Excerpt to read:
The reservoir model is usually solved by a numerical approach due to its complex nature. The fine-scale simulator used in this work is a three-dimensional, oil–water, black oil, finite-difference reservoir simulator. The upscaling simulator is also purposely built for this work using the same governing equations for the reservoir model. Both simulators have a built-in functionality of computing sensitivity of data to reservoir parameters using the Adjoint-State approach.

3.1 Fine-scale simulator

A three-dimensional reservoir system with a total number of M grid blocks is considered with the total number of wells to be N well. The general residual equation can be given as

$$\vec{f}^{n + 1} \left( {\vec{u}^{n + 1} ,\;\vec{u}^{n} ,\;\vec{v},\;\Delta t;\;\vec{\alpha }} \right) = \vec{0},$$
(6)

Extracted material:
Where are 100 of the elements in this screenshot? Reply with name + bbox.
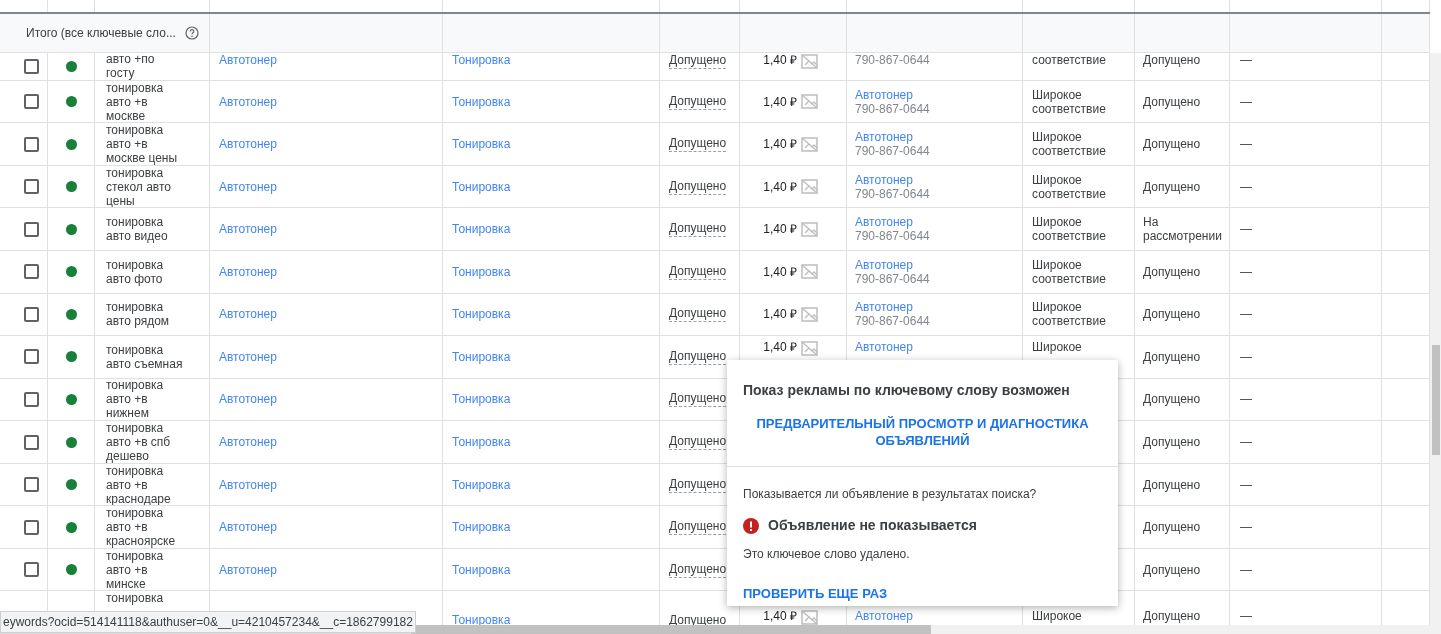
ad-group-link[interactable]: Автотонер <box>219 222 277 237</box>
match-type-text: Широкое <box>1032 609 1083 624</box>
campaign-link[interactable]: Тонировка <box>452 349 511 364</box>
status-text[interactable]: Допущено <box>669 93 727 110</box>
status-text[interactable]: Допущено <box>669 306 727 323</box>
ad-title-link[interactable]: Автотонер <box>855 340 913 355</box>
keyword-text: тонировка авто съемная <box>106 342 184 371</box>
row-checkbox[interactable] <box>24 221 39 237</box>
dash-text: — <box>1240 609 1252 624</box>
campaign-link[interactable]: Тонировка <box>452 392 511 407</box>
status-text[interactable]: Допущено <box>669 561 727 578</box>
campaign-link[interactable]: Тонировка <box>452 520 511 535</box>
row-checkbox[interactable] <box>24 94 39 109</box>
row-checkbox[interactable] <box>24 519 39 535</box>
match-type-text: Широкое соответствие <box>1032 215 1107 244</box>
no-image-icon <box>801 340 818 358</box>
campaign-link[interactable]: Тонировка <box>452 307 511 322</box>
dash-text: — <box>1240 477 1252 492</box>
row-checkbox[interactable] <box>24 562 39 578</box>
policy-status-text: Допущено <box>1143 53 1202 67</box>
policy-status-text: Допущено <box>1143 435 1202 449</box>
policy-status-text: Допущено <box>1143 179 1202 194</box>
no-image-icon <box>801 135 818 153</box>
policy-status-text: Допущено <box>1143 562 1202 577</box>
ad-group-link[interactable]: Автотонер <box>219 477 277 492</box>
scrollbar-thumb[interactable] <box>411 625 931 634</box>
ad-title-link[interactable]: Автотонер <box>855 609 913 624</box>
ad-title-link[interactable]: Автотонер <box>855 257 930 272</box>
campaign-link[interactable]: Тонировка <box>452 222 511 237</box>
ad-group-link[interactable]: Автотонер <box>219 179 277 194</box>
row-checkbox[interactable] <box>24 179 39 195</box>
total-label: Итого (все ключевые сло... <box>26 25 176 42</box>
dash-text: — <box>1240 94 1252 109</box>
row-checkbox[interactable] <box>24 264 39 280</box>
policy-status-text: Допущено <box>1143 137 1202 152</box>
bid-text: 1,40 ₽ <box>763 222 797 237</box>
status-text[interactable]: Допущено <box>669 476 727 493</box>
row-checkbox[interactable] <box>24 58 39 74</box>
ad-group-link[interactable]: Автотонер <box>219 307 277 322</box>
campaign-link[interactable]: Тонировка <box>452 613 511 628</box>
ad-group-link[interactable]: Автотонер <box>219 349 277 364</box>
ad-title-link[interactable]: Автотонер <box>855 130 930 145</box>
dash-text: — <box>1240 562 1252 577</box>
campaign-link[interactable]: Тонировка <box>452 562 511 577</box>
ad-group-link[interactable]: Автотонер <box>219 520 277 535</box>
status-text[interactable]: Допущено <box>669 221 727 238</box>
ad-group-link[interactable]: Автотонер <box>219 94 277 109</box>
bid-text: 1,40 ₽ <box>763 53 797 67</box>
status-text[interactable]: Допущено <box>669 348 727 365</box>
campaign-link[interactable]: Тонировка <box>452 53 511 67</box>
row-checkbox[interactable] <box>24 434 39 450</box>
row-checkbox[interactable] <box>24 391 39 407</box>
keyword-text: тонировка авто видео <box>106 215 169 244</box>
recheck-link[interactable]: ПРОВЕРИТЬ ЕЩЕ РАЗ <box>743 584 888 604</box>
ad-title-link[interactable]: Автотонер <box>855 300 930 315</box>
scrollbar-thumb[interactable] <box>1432 345 1440 455</box>
keyword-text: тонировка стекол авто цены <box>106 165 172 208</box>
row-checkbox[interactable] <box>24 306 39 322</box>
status-text[interactable]: Допущено <box>669 263 727 280</box>
ad-group-link[interactable]: Автотонер <box>219 53 277 67</box>
row-checkbox[interactable] <box>24 349 39 365</box>
dash-text: — <box>1240 264 1252 279</box>
status-text[interactable]: Допущено <box>669 178 727 195</box>
ad-title-link[interactable]: Автотонер <box>855 172 930 187</box>
error-icon <box>743 517 759 534</box>
policy-status-text: Допущено <box>1143 349 1202 364</box>
dash-text: — <box>1240 137 1252 152</box>
no-image-icon <box>801 220 818 238</box>
ad-title-link[interactable]: Автотонер <box>855 215 930 230</box>
no-image-icon <box>801 609 818 627</box>
status-text[interactable]: Допущено <box>669 136 727 153</box>
campaign-link[interactable]: Тонировка <box>452 264 511 279</box>
status-text[interactable]: Допущено <box>669 391 727 408</box>
campaign-link[interactable]: Тонировка <box>452 179 511 194</box>
campaign-link[interactable]: Тонировка <box>452 137 511 152</box>
campaign-link[interactable]: Тонировка <box>452 477 511 492</box>
ad-group-link[interactable]: Автотонер <box>219 392 277 407</box>
no-image-icon <box>801 263 818 281</box>
campaign-link[interactable]: Тонировка <box>452 94 511 109</box>
match-type-text: Широкое соответствие <box>1032 300 1107 329</box>
row-checkbox[interactable] <box>24 136 39 152</box>
help-icon[interactable] <box>184 26 199 40</box>
ad-preview-link[interactable]: ПРЕДВАРИТЕЛЬНЫЙ ПРОСМОТР И ДИАГНОСТИКА ОБЪЯВЛЕНИЙ <box>743 415 1102 449</box>
ad-phone-text: 790-867-0644 <box>855 271 930 286</box>
match-type-text: Широкое соответствие <box>1032 257 1107 286</box>
status-text[interactable]: Допущено <box>669 53 727 69</box>
ad-phone-text: 790-867-0644 <box>855 186 930 201</box>
policy-status-text: Допущено <box>1143 307 1202 322</box>
ad-title-link[interactable]: Автотонер <box>855 87 930 102</box>
policy-status-text: Допущено <box>1143 264 1202 279</box>
ad-group-link[interactable]: Автотонер <box>219 264 277 279</box>
ad-phone-text: 790-867-0644 <box>855 229 930 244</box>
ad-group-link[interactable]: Автотонер <box>219 137 277 152</box>
ad-group-link[interactable]: Автотонер <box>219 562 277 577</box>
campaign-link[interactable]: Тонировка <box>452 435 511 449</box>
row-checkbox[interactable] <box>24 477 39 493</box>
status-text[interactable]: Допущено <box>669 434 727 450</box>
status-text[interactable]: Допущено <box>669 519 727 536</box>
ad-group-link[interactable]: Автотонер <box>219 435 277 449</box>
bid-text: 1,40 ₽ <box>763 307 797 322</box>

Short task 1: Do these statements agree with the reservoir simulator excerpt? (a) The fine-scale simulator is a three-dimensional oil–water model. (b) The upscaling simulator is based on different governing equations than the reservoir model. (c) Only the fine-scale simulator can compute data sensitivity using the Adjoint-State approach. For each, answer yes or no and quote the words that decide it.
Short task 2: Could you write the next part of the reservoir simulator excerpt, picking up after equation (6)?
Nothing here requires the records.

Written reply 1:
(a) Yes: "The fine-scale simulator used in this work is a three-dimensional, oil–water, black oil, finite-difference reservoir simulator."
(b) No: "The upscaling simulator is also purposely built for this work using the same governing equations for the reservoir model."
(c) No: "Both simulators have a built-in functionality of computing sensitivity of data to reservoir parameters using the Adjoint-State approach."

Written reply 2:
where \(\vec{f}\) represents the vector of residual for flow equations; \(\vec{\alpha }\) is the reservoir parameters; vector \(\vec{v}\) consists of known reservoir properties and vector \(\vec{u}\) contains state variables and can be written as

$$\vec{u} = [p_{{{\text{o}},1}} ,\;S_{{{\text{w}},1}} ,\; \ldots ,p_{\text{o,M}} ,\;S_{\text{w,M}} ,\;p_{\text{wf,1}} ,\; \ldots ,\;p_{{{\text{wf}},N_{\text{well}} }} ]^{\text{T}} ,$$
(7)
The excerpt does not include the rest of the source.